Excerpt from a dataset
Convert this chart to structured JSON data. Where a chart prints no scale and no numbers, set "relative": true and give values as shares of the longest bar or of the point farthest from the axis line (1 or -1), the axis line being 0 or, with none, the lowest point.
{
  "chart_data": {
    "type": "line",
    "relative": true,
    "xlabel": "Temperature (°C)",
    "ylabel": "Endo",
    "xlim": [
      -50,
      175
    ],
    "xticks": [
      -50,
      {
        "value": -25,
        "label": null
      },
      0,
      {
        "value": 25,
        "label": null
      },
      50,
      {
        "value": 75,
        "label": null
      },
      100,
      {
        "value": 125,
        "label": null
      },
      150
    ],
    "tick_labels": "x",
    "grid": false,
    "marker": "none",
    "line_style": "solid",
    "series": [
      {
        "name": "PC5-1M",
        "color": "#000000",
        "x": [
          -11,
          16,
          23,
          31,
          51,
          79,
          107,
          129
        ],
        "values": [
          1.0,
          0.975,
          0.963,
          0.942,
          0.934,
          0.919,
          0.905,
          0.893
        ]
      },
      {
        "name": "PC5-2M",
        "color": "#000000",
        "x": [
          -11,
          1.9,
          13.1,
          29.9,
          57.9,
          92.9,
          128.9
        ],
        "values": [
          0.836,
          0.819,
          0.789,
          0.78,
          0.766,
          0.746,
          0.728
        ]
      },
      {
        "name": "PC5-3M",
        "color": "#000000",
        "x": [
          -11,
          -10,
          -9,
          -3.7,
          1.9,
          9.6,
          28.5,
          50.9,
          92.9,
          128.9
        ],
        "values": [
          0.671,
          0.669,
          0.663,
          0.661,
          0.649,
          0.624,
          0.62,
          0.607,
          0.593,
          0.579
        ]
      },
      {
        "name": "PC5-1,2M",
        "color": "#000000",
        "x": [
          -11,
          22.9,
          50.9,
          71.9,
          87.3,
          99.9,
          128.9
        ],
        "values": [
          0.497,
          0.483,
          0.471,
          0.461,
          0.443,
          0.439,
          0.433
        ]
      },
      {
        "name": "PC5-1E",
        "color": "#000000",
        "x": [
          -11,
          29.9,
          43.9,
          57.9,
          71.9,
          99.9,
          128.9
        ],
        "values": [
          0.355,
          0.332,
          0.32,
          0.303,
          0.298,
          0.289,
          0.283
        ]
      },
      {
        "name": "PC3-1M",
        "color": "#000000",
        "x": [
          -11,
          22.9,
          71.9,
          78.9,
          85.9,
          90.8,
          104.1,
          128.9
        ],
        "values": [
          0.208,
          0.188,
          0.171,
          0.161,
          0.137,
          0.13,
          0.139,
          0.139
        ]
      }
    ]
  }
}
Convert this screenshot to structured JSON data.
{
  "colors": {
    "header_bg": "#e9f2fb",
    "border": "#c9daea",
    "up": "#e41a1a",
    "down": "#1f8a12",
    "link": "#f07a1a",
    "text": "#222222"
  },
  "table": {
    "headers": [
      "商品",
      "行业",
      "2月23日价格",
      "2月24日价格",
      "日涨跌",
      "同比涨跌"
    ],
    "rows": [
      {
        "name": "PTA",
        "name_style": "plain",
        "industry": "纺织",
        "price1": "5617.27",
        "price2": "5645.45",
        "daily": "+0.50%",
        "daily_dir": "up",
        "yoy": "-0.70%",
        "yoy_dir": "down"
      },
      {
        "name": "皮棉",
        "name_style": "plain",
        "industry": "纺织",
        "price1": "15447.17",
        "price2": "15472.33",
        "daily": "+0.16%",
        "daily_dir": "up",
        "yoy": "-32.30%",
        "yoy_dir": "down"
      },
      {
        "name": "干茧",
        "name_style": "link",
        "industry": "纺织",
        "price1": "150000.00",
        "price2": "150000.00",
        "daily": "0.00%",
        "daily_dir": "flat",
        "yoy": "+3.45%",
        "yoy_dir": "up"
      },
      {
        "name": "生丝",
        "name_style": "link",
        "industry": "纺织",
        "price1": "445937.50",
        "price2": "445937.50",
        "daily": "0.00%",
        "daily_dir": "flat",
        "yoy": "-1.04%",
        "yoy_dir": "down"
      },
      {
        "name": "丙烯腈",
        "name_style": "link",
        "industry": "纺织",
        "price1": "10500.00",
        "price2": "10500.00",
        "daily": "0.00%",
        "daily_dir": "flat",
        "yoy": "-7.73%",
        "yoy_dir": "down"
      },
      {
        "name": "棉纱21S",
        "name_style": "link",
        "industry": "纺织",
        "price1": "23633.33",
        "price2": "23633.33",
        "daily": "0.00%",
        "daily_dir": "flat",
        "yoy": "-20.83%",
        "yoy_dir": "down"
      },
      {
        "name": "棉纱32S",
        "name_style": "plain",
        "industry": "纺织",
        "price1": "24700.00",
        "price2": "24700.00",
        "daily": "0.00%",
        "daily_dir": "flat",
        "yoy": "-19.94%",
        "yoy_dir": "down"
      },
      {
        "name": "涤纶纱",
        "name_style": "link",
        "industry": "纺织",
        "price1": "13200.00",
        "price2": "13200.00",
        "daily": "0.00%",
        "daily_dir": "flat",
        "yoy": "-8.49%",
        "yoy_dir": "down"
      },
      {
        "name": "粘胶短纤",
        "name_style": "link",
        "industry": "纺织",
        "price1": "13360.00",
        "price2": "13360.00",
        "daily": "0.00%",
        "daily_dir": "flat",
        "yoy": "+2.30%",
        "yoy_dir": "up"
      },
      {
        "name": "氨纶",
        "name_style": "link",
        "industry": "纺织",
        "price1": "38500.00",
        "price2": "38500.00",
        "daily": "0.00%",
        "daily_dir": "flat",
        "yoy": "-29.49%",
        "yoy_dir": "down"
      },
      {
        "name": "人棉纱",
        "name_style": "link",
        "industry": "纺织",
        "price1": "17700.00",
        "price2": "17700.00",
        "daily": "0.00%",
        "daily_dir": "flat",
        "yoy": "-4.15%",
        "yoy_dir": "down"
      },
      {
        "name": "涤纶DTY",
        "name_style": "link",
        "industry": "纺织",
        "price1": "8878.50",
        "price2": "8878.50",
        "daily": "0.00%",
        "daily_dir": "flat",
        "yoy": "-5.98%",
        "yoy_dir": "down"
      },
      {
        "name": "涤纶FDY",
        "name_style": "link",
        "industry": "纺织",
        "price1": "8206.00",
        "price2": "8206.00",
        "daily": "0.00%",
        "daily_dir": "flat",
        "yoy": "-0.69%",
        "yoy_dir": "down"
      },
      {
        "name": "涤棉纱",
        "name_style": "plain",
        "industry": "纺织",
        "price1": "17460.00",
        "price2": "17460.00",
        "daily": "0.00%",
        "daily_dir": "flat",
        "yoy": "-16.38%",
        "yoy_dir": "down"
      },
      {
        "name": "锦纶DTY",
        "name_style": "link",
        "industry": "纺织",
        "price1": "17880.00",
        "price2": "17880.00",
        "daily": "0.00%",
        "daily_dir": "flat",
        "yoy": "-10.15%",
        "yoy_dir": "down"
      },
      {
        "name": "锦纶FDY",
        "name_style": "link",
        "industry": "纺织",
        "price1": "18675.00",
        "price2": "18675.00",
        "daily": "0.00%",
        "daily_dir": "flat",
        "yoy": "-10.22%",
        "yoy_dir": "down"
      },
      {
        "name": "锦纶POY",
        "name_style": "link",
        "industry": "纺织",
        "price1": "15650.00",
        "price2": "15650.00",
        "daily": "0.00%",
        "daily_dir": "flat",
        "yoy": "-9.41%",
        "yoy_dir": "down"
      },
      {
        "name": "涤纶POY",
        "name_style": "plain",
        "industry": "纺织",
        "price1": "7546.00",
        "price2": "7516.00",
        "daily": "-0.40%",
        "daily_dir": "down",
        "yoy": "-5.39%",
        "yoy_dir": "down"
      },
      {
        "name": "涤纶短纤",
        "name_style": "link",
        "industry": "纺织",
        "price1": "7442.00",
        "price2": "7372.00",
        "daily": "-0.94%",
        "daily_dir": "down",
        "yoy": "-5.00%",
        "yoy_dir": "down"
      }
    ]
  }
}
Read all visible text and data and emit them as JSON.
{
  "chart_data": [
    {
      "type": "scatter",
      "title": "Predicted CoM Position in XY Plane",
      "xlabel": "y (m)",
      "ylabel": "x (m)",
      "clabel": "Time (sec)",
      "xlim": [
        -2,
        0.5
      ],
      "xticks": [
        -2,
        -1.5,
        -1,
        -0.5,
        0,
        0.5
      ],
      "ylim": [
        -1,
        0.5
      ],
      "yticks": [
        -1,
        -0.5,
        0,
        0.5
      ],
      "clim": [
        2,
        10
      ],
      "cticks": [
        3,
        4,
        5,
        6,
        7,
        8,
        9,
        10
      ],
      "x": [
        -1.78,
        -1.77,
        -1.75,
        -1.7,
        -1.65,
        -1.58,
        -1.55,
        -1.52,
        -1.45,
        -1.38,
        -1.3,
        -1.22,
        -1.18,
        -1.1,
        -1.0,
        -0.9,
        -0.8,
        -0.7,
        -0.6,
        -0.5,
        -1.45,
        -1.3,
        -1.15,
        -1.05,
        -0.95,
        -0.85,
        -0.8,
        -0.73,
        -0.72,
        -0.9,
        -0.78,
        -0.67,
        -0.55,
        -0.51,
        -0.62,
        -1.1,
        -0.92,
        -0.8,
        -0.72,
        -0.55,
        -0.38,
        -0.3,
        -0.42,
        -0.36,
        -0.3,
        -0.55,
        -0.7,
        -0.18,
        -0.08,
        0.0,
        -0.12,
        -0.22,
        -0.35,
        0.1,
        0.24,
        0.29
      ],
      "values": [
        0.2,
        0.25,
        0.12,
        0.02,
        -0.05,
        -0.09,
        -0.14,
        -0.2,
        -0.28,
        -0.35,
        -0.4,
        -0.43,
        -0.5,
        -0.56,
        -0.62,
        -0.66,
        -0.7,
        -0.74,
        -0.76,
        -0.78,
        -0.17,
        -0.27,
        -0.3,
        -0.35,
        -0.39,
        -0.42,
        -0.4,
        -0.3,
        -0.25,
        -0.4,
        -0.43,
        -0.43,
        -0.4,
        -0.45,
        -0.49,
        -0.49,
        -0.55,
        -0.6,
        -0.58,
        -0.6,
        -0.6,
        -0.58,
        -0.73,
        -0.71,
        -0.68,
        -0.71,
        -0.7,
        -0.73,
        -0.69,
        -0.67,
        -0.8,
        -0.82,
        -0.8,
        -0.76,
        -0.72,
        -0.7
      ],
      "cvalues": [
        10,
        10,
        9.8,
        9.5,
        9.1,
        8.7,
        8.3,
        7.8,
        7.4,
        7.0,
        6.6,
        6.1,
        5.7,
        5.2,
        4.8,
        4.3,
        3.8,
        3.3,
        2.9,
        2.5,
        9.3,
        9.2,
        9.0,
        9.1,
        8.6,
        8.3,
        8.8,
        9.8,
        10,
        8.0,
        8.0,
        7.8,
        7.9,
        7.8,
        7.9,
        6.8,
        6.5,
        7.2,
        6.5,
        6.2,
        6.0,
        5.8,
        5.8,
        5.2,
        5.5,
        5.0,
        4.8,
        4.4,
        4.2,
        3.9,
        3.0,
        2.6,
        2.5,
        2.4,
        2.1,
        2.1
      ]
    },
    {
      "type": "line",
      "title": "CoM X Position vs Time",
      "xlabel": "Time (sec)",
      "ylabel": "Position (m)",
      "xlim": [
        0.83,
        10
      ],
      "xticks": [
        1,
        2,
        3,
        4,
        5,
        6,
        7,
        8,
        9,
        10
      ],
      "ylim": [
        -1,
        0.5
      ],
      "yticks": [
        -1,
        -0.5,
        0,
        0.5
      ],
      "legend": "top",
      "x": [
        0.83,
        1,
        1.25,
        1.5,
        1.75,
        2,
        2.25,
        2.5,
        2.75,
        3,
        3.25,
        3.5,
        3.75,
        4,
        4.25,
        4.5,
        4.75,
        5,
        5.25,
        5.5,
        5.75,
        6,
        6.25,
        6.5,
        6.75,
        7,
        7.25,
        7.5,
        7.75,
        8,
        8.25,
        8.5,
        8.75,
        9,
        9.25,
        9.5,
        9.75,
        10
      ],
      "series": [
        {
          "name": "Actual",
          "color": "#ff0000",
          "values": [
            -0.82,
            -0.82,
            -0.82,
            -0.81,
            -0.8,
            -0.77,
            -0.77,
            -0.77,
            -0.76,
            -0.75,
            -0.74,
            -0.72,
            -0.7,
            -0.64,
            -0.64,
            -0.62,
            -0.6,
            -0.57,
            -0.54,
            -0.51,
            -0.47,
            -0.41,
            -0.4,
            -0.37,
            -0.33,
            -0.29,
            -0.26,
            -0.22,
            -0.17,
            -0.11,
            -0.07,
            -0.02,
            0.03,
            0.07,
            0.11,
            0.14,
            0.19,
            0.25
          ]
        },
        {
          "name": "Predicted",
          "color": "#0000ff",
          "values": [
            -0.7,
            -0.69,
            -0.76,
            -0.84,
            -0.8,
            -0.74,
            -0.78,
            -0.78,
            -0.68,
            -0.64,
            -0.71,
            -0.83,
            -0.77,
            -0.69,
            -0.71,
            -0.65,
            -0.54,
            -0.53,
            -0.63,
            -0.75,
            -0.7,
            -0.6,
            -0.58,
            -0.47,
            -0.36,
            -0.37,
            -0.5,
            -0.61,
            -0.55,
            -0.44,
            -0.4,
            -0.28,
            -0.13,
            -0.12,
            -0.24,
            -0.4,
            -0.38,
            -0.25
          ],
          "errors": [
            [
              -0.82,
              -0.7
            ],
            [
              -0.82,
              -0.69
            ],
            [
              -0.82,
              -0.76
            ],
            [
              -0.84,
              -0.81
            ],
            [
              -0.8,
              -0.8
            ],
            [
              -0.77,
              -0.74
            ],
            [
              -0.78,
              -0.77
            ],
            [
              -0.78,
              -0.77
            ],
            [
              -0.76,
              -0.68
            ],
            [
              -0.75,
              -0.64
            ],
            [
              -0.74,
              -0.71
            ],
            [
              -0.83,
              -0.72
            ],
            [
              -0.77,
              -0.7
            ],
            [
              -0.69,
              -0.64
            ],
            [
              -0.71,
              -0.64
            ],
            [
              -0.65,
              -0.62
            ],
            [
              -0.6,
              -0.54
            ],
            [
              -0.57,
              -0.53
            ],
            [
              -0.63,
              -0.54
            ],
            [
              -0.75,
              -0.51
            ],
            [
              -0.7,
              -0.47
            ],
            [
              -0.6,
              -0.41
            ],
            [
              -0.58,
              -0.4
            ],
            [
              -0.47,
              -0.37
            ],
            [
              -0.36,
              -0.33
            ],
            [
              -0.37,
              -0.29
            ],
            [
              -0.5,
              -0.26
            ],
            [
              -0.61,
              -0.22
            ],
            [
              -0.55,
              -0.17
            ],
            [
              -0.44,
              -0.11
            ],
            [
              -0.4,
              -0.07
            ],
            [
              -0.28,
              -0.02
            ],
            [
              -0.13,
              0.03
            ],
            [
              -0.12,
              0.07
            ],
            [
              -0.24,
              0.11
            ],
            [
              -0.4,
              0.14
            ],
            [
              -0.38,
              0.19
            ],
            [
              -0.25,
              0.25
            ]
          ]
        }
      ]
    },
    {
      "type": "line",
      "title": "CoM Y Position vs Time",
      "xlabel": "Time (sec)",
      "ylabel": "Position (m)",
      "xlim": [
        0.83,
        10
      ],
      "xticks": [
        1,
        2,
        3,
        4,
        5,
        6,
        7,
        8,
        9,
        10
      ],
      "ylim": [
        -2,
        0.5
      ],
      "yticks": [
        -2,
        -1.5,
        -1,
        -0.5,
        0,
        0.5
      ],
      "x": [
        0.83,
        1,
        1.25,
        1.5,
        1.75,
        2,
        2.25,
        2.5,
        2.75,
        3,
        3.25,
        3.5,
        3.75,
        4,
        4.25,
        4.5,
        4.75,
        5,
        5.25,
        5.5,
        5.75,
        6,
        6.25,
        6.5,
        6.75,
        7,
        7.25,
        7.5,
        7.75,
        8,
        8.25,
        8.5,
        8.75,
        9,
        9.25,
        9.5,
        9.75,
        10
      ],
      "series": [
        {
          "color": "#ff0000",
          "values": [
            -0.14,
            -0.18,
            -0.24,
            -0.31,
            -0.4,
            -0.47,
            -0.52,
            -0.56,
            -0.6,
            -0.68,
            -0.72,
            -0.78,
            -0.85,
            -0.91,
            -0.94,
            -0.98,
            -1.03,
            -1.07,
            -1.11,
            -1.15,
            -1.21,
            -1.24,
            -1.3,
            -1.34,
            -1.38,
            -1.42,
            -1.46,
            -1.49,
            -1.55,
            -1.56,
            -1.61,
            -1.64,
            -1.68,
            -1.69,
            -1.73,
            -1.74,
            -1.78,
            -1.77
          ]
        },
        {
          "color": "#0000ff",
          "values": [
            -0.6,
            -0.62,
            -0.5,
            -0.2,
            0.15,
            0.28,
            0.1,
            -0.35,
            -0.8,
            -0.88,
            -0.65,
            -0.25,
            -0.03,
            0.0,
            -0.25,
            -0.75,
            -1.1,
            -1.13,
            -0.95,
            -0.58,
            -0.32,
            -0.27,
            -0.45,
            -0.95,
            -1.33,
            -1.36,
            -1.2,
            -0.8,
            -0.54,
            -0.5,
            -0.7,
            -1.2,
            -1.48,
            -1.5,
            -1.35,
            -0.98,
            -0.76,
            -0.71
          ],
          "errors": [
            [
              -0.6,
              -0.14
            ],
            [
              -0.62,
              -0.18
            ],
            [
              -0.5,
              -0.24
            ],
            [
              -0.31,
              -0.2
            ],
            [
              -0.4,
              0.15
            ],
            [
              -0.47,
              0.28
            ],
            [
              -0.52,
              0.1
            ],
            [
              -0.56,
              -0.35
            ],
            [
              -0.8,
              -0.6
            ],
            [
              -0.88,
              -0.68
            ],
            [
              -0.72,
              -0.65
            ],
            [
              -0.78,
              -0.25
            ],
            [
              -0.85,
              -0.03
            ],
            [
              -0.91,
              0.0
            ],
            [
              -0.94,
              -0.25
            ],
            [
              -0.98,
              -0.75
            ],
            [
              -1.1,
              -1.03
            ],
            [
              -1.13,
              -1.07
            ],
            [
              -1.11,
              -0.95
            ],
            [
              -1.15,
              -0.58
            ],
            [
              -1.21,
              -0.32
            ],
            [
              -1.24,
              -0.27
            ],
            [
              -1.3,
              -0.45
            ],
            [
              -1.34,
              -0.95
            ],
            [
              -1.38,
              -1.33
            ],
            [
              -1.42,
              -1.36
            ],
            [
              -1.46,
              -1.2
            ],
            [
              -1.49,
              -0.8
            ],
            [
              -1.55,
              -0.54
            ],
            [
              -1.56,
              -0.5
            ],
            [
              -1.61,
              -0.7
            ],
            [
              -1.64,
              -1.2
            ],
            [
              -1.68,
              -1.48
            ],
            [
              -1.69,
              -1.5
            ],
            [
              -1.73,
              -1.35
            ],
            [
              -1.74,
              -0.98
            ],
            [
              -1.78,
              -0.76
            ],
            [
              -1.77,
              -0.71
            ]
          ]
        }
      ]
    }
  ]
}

PROMPT
Scan the material line by line and report each one that contains "text".

COMPLETE RESPONSE
    "text": "#222222"
Read all visible text and data and emit them as JSON.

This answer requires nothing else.